== Task ==
Which lines in the records below contain the word "ffffff"? Copy each one out.

== Raw records ==
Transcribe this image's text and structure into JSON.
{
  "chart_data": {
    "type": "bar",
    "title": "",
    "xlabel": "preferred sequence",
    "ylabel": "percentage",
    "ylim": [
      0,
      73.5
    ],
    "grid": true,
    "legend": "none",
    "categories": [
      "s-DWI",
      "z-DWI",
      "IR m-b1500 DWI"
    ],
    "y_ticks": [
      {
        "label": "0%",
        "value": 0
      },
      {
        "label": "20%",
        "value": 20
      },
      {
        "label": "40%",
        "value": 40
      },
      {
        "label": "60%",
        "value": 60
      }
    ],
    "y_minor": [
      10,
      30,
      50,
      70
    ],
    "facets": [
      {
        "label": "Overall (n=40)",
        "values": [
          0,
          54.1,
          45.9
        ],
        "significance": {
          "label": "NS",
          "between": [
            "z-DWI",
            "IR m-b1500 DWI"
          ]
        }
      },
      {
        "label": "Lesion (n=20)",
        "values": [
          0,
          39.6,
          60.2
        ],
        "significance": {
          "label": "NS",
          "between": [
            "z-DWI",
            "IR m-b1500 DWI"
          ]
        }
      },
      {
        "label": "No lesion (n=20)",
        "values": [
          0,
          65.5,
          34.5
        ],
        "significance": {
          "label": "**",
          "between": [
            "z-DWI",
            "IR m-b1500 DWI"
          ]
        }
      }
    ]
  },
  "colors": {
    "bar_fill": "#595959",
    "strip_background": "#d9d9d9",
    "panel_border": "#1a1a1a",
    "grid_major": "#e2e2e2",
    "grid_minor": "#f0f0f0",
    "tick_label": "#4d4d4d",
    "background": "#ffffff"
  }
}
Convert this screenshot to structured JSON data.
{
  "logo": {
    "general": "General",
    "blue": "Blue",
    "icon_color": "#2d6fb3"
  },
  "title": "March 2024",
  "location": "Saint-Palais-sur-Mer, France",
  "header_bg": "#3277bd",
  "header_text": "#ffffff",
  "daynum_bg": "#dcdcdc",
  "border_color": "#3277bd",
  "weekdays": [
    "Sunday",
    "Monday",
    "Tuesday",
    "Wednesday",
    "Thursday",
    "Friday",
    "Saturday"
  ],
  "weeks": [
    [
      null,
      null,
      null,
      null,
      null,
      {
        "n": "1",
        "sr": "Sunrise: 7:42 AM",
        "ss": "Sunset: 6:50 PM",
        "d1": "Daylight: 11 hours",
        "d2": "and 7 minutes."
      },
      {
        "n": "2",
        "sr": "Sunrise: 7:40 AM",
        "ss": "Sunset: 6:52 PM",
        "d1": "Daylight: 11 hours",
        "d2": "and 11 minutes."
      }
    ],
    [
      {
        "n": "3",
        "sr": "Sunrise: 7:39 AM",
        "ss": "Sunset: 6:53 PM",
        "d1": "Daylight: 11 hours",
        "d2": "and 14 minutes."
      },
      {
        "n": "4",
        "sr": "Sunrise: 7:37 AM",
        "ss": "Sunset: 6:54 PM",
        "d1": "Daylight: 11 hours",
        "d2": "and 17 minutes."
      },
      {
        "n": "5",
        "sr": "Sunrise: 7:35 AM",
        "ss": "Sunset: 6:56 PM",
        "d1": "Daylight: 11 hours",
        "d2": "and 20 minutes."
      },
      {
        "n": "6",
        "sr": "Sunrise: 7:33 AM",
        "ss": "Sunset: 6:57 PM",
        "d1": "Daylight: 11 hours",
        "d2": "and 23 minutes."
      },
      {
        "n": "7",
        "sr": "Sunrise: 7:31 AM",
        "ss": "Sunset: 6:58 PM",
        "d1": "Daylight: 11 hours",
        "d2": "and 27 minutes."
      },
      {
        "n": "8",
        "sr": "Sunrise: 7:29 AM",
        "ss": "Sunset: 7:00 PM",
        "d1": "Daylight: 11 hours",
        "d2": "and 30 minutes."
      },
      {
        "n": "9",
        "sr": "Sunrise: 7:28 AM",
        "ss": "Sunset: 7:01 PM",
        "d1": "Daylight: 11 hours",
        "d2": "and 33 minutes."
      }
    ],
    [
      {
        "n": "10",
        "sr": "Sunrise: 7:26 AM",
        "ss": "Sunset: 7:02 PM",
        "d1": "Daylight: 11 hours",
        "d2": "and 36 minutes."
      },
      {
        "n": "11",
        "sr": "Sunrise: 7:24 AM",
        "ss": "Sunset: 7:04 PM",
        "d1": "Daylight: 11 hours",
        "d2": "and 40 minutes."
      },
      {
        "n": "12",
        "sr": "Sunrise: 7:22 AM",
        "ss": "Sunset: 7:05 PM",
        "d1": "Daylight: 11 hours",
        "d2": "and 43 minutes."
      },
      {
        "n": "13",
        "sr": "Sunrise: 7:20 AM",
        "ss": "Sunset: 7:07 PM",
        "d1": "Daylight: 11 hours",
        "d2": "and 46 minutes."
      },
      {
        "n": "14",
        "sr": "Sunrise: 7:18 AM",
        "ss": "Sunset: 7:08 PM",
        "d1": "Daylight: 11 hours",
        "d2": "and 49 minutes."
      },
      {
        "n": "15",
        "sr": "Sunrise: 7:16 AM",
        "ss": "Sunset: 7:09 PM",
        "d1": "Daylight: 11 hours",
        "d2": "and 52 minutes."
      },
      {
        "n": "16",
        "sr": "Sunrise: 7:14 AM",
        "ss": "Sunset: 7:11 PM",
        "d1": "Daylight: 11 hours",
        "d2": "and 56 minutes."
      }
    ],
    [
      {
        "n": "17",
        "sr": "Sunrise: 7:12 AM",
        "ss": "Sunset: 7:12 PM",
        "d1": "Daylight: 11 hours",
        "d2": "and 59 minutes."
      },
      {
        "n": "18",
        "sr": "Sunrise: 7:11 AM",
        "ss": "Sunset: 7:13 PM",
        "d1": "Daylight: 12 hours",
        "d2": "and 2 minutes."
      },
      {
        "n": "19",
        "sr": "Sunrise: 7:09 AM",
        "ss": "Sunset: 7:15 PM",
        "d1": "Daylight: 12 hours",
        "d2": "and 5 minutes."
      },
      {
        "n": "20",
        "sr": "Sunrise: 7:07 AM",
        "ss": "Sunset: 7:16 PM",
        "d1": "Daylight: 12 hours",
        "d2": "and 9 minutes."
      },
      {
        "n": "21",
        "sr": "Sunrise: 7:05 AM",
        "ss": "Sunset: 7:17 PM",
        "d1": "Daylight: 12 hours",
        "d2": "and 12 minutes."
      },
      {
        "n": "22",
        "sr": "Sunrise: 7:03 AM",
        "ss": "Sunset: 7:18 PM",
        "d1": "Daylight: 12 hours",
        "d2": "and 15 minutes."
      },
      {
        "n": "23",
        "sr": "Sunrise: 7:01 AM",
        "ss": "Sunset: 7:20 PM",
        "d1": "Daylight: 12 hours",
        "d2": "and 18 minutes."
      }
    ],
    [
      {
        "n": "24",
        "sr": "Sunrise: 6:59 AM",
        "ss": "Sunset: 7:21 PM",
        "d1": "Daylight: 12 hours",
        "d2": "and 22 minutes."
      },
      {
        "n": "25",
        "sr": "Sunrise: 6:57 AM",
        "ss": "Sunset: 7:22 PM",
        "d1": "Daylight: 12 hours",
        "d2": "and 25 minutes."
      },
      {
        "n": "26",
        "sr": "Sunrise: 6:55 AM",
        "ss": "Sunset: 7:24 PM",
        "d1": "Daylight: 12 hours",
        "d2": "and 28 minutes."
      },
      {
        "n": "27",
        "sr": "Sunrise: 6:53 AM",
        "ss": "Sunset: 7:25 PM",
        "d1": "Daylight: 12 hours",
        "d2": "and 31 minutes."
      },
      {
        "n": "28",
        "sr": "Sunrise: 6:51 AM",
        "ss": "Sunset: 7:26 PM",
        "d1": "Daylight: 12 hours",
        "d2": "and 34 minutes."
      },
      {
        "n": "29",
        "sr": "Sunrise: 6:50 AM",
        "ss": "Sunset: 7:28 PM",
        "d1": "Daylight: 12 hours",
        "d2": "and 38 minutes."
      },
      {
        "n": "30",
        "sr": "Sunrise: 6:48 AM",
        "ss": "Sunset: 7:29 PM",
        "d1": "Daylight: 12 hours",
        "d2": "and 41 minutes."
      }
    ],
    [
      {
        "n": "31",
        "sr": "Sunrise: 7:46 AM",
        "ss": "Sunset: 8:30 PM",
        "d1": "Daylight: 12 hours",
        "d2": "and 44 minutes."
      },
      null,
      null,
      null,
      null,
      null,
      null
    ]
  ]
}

== Output of the exercise ==
    "background": "#ffffff"
  "header_text": "#ffffff",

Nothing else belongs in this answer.